▸ **What is being asked**
Output the data that follows exactly, line for line.
★ ★ ★
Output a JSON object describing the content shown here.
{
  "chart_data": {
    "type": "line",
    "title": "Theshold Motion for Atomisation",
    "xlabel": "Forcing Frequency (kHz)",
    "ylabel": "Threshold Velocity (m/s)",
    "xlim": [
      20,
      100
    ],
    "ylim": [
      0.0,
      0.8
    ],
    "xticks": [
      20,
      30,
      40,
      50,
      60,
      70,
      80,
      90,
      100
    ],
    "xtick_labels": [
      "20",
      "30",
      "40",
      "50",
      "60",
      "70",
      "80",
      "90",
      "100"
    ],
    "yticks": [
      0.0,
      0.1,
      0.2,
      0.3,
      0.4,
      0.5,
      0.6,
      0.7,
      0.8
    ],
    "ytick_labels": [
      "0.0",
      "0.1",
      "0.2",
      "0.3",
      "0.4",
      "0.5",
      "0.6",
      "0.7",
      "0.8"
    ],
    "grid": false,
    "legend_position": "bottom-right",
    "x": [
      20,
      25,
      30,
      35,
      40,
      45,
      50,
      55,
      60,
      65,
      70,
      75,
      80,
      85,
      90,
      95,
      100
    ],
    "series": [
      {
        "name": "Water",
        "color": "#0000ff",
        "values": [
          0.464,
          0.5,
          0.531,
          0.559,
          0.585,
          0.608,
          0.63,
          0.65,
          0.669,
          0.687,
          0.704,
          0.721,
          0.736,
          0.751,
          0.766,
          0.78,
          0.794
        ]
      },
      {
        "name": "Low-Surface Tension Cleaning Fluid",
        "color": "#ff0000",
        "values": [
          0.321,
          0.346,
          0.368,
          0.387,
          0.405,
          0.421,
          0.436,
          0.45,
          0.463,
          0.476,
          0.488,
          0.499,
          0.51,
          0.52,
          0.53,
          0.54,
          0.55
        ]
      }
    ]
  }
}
★ ★ ★
▸ **Solution to this task**
Output a JSON object describing the content shown here.
{
  "chart_data": {
    "type": "line",
    "title": "Theshold Motion for Atomisation",
    "xlabel": "Forcing Frequency (kHz)",
    "ylabel": "Threshold Velocity (m/s)",
    "xlim": [
      20,
      100
    ],
    "ylim": [
      0.0,
      0.8
    ],
    "xticks": [
      20,
      30,
      40,
      50,
      60,
      70,
      80,
      90,
      100
    ],
    "xtick_labels": [
      "20",
      "30",
      "40",
      "50",
      "60",
      "70",
      "80",
      "90",
      "100"
    ],
    "yticks": [
      0.0,
      0.1,
      0.2,
      0.3,
      0.4,
      0.5,
      0.6,
      0.7,
      0.8
    ],
    "ytick_labels": [
      "0.0",
      "0.1",
      "0.2",
      "0.3",
      "0.4",
      "0.5",
      "0.6",
      "0.7",
      "0.8"
    ],
    "grid": false,
    "legend_position": "bottom-right",
    "x": [
      20,
      25,
      30,
      35,
      40,
      45,
      50,
      55,
      60,
      65,
      70,
      75,
      80,
      85,
      90,
      95,
      100
    ],
    "series": [
      {
        "name": "Water",
        "color": "#0000ff",
        "values": [
          0.464,
          0.5,
          0.531,
          0.559,
          0.585,
          0.608,
          0.63,
          0.65,
          0.669,
          0.687,
          0.704,
          0.721,
          0.736,
          0.751,
          0.766,
          0.78,
          0.794
        ]
      },
      {
        "name": "Low-Surface Tension Cleaning Fluid",
        "color": "#ff0000",
        "values": [
          0.321,
          0.346,
          0.368,
          0.387,
          0.405,
          0.421,
          0.436,
          0.45,
          0.463,
          0.476,
          0.488,
          0.499,
          0.51,
          0.52,
          0.53,
          0.54,
          0.55
        ]
      }
    ]
  }
}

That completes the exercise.